**Reading passage:**
►

The Internet Corporation for Assigned Names and Numbers (ICANN) has delayed a decision on whether to allow the sale of the organization that controls .org registrations to a band of private equity ghouls after the California attorney general’s office issued a warning
Domain names with .org suffix are used by countless nonprofits, in part because the nonprofit selected by ICANN to run the .org top-level domain—the Internet Society’s Public Interest Registry (ISOC/PIR)—has kept the cost of registration very low year after year. In theory, though, running that .org registry could be a cash cow to anyone who bought it and jacked up the prices, as nonprofits seeking the renewal of .org domains would be a captive market. Such an opportunity would be especially alluring as ICANN removed price caps on .org registration fees in 2019.
That egregious scenario appears to be in the cards with Ethos Capital, a private equity firm that came out of nowhere to offer ISOC $1.1 billion for control of the PIR, which would be converted to a for-profit firm. (While Ethos appears to only have two employees, it is backed by the tight-fisted goons at Perot Holdings, Fidelity Investments owner FMR LLC, and Solamere Capital, which was started by Mitt Romney’s son.) Ethos has sought to allay concerns with a series of meaningless commitments, such as limiting price increase to 10 percent per year for the first eight years, or approximately 214 percent in under a decade.
ISOC has more or less admitted that it considered the $1.1 billion offer out of greed, with officials telling the L.A. Times the number was so huge “we couldn’t just say no without considering.” ISOC has cleared the sale to move forward, despite the opposition of its own Chapters Advisory Council and the troubling arrangement that PIR would take on $300 million in debt as part of the deal, putting it under immense pressure to rapidly increase revenue. But one big catch is ICANN has to approve the deal or it might fall through. As Ars Technica noted, ICANN’s governance structure allows only limited influence from the internet community and it is subject to only lax regulation from the feds, while the Ethos deal involves several former ICANN officials, so any approval would immediately come under suspicion.

◄

**Information shown:**
►

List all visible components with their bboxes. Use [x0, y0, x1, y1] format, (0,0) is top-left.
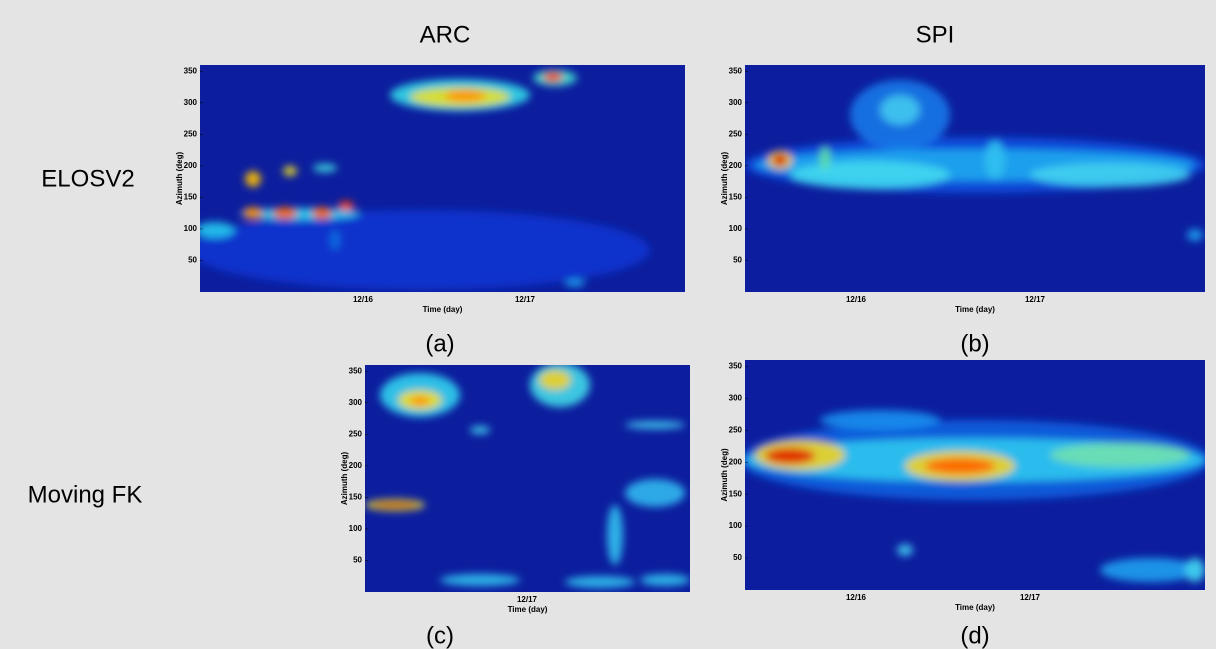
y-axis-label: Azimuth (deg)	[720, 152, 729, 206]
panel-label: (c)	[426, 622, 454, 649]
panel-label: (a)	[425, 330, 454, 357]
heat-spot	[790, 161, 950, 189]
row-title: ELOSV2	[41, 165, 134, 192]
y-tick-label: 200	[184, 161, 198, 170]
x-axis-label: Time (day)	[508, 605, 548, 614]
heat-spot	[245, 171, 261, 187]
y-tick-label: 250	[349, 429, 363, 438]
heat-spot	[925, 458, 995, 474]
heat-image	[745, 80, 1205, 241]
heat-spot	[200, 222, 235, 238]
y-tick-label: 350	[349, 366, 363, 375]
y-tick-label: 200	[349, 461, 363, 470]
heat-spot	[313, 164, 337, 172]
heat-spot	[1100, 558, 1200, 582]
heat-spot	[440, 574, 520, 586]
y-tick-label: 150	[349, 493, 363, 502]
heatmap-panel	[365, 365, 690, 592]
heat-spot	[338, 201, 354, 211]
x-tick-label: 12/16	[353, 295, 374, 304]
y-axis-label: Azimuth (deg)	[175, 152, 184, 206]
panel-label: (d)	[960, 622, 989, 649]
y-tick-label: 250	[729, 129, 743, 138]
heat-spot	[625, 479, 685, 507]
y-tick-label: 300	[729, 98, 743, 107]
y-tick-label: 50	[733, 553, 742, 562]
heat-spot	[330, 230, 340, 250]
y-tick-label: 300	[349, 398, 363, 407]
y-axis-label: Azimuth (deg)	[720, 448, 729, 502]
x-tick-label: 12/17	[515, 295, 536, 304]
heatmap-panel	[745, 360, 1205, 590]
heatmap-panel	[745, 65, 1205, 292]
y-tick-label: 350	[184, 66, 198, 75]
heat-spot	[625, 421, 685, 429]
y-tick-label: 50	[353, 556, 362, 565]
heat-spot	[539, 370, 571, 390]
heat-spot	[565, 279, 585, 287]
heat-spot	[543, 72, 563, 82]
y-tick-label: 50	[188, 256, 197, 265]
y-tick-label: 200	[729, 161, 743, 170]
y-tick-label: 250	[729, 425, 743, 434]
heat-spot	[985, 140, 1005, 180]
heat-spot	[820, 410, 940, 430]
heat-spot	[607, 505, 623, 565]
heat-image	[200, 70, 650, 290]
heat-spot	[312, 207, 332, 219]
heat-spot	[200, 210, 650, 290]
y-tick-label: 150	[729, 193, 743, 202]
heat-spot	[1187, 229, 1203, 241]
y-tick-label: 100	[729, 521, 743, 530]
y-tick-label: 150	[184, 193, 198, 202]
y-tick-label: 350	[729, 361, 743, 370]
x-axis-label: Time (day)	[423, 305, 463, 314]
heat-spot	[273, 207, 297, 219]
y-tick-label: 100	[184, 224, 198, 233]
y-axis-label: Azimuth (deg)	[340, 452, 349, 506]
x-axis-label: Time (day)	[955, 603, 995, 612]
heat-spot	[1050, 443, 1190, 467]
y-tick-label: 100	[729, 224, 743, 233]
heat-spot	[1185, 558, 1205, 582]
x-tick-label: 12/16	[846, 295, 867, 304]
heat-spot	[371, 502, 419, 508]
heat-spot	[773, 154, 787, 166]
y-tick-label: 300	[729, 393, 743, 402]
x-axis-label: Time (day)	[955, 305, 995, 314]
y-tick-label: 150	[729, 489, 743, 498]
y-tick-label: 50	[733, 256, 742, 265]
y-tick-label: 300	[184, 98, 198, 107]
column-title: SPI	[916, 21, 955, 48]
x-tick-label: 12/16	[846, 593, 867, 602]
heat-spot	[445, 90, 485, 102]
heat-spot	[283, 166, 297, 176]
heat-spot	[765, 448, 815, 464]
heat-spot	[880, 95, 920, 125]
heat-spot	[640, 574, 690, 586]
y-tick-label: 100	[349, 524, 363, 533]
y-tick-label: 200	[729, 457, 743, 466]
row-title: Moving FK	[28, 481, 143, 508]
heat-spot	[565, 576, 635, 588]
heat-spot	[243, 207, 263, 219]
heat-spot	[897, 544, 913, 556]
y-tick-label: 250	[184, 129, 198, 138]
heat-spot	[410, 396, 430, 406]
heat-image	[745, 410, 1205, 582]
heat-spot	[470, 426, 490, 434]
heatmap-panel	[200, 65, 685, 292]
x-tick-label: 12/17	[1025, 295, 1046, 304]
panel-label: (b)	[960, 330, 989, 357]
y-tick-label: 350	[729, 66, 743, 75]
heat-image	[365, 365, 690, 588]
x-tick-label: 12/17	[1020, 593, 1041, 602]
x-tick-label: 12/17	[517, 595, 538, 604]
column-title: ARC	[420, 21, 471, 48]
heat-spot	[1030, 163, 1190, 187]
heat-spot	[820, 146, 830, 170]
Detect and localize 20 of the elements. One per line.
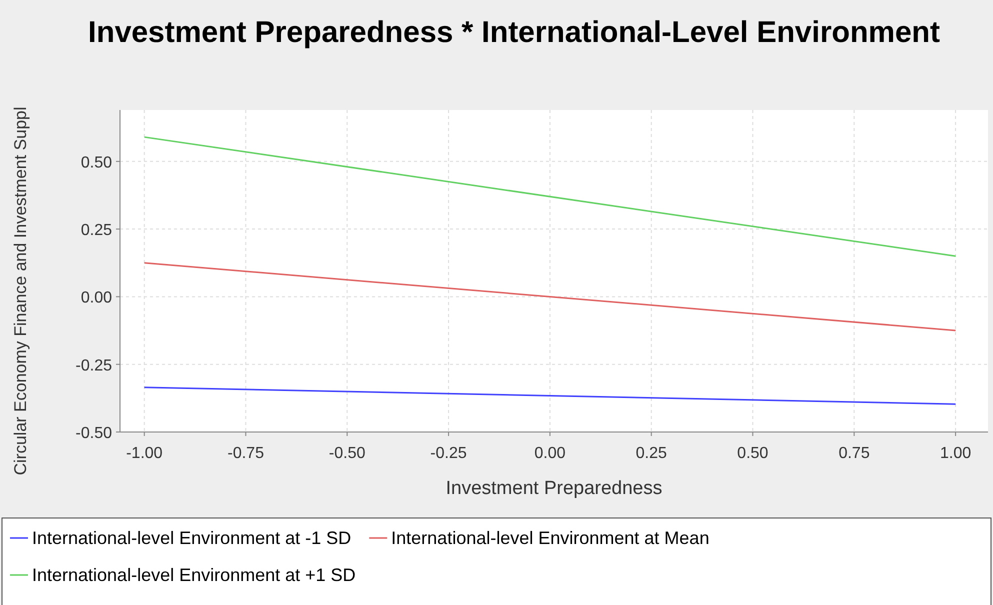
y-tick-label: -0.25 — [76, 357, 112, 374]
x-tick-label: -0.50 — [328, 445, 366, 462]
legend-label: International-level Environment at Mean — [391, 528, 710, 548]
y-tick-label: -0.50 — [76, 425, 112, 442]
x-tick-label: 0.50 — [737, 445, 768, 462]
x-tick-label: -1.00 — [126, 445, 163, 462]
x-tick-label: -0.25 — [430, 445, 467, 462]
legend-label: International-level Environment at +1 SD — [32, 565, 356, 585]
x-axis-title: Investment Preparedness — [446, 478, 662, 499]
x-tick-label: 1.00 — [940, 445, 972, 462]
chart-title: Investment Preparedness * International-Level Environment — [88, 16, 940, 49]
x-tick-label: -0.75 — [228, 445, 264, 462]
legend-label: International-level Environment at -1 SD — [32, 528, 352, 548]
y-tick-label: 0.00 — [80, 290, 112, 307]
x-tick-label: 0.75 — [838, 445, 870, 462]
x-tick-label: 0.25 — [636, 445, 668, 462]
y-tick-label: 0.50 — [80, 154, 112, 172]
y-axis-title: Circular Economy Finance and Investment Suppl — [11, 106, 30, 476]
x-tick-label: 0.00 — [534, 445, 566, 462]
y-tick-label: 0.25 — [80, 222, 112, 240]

◄

**Actions to take:**
(1) In the article on the .org registry sale, restate word for word the passage from "The Internet Corporation" up to and including "fees in 2019.".
(2) According to the article on the .org registry sale, why could running the .org registry become a cash cow for a buyer?
(3) How much did Ethos Capital offer ISOC for control of the PIR, according to the article on the .org registry sale?

**Solutions per task:**
(1)
The Internet Corporation for Assigned Names and Numbers (ICANN) has delayed a decision on whether to allow the sale of the organization that controls .org registrations to a band of private equity ghouls after the California attorney general’s office issued a warning
Domain names with .org suffix are used by countless nonprofits, in part because the nonprofit selected by ICANN to run the .org top-level domain—the Internet Society’s Public Interest Registry (ISOC/PIR)—has kept the cost of registration very low year after year. In theory, though, running that .org registry could be a cash cow to anyone who bought it and jacked up the prices, as nonprofits seeking the renewal of .org domains would be a captive market. Such an opportunity would be especially alluring as ICANN removed price caps on .org registration fees in 2019.

(2) A buyer could raise prices, and nonprofits renewing their .org domains would be a captive market. The opportunity was especially alluring because ICANN removed price caps on .org registration fees in 2019.

(3) $1.1 billion.